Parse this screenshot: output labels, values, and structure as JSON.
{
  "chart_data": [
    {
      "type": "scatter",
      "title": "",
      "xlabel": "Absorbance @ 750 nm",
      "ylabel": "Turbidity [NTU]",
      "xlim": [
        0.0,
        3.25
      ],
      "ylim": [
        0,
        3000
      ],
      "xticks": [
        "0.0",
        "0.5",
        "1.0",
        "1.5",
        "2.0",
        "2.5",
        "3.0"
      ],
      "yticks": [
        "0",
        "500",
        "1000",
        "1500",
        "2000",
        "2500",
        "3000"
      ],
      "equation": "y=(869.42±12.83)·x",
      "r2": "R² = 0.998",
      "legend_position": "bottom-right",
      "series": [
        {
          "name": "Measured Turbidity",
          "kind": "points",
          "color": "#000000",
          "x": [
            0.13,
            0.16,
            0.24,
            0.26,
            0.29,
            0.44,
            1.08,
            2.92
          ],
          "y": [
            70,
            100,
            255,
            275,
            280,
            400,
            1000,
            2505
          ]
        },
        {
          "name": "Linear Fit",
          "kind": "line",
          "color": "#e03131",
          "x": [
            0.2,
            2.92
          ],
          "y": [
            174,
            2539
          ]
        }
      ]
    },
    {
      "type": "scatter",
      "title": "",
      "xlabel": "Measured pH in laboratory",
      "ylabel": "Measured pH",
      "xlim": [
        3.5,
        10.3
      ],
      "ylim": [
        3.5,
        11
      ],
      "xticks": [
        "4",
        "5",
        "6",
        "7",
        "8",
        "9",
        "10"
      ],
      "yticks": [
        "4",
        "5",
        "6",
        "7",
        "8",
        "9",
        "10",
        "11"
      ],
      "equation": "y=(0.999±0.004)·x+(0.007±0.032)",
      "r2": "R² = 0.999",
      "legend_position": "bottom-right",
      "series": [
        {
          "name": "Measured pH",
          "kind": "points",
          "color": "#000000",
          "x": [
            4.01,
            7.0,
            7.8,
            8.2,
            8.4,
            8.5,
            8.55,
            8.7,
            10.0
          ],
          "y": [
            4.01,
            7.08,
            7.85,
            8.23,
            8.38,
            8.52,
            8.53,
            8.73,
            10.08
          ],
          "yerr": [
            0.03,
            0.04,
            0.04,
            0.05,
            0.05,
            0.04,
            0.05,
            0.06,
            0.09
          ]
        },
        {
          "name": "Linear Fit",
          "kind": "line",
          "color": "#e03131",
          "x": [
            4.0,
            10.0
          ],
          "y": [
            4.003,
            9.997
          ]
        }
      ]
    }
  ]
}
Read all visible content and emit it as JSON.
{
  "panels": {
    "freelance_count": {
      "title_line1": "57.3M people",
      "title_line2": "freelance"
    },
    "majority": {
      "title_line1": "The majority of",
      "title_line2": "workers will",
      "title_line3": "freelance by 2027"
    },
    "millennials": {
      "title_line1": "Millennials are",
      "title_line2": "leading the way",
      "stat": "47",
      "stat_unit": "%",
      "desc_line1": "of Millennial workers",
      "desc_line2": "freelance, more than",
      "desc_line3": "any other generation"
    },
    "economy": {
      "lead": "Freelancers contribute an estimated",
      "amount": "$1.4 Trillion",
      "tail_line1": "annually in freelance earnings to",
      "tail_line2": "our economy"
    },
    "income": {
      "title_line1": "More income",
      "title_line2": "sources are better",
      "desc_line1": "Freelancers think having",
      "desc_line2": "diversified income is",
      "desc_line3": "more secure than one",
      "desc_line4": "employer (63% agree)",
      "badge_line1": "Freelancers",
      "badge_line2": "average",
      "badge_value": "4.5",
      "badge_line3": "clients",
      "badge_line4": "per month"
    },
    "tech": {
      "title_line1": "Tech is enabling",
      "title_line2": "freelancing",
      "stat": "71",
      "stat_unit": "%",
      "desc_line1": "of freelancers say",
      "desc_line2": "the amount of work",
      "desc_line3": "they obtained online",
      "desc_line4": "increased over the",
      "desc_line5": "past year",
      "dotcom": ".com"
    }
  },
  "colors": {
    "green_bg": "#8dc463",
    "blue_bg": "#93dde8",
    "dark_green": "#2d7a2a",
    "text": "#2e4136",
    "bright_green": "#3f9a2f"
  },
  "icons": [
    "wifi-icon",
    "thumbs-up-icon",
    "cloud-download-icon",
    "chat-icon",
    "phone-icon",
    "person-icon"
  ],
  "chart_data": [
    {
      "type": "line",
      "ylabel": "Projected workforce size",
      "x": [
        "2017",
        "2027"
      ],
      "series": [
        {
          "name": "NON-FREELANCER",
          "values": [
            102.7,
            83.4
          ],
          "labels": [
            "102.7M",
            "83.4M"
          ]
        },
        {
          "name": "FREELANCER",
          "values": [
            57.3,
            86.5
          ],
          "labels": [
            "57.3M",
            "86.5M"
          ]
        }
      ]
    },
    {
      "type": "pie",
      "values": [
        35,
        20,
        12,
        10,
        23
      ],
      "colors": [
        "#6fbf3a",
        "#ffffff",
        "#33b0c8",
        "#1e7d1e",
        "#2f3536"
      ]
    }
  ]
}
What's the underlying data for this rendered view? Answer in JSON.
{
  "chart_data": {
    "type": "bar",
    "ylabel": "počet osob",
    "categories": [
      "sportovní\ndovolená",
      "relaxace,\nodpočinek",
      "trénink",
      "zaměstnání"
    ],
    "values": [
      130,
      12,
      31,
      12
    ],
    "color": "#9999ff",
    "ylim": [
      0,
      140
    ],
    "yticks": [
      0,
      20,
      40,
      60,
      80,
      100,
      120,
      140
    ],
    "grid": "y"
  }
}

- **TASK TO CARRY OUT**: The lines to collect are those holding the string "Measured"; copy them all.

- **RESULT OF THE EXERCISE**:
          "name": "Measured Turbidity",
      "xlabel": "Measured pH in laboratory",
      "ylabel": "Measured pH",
          "name": "Measured pH",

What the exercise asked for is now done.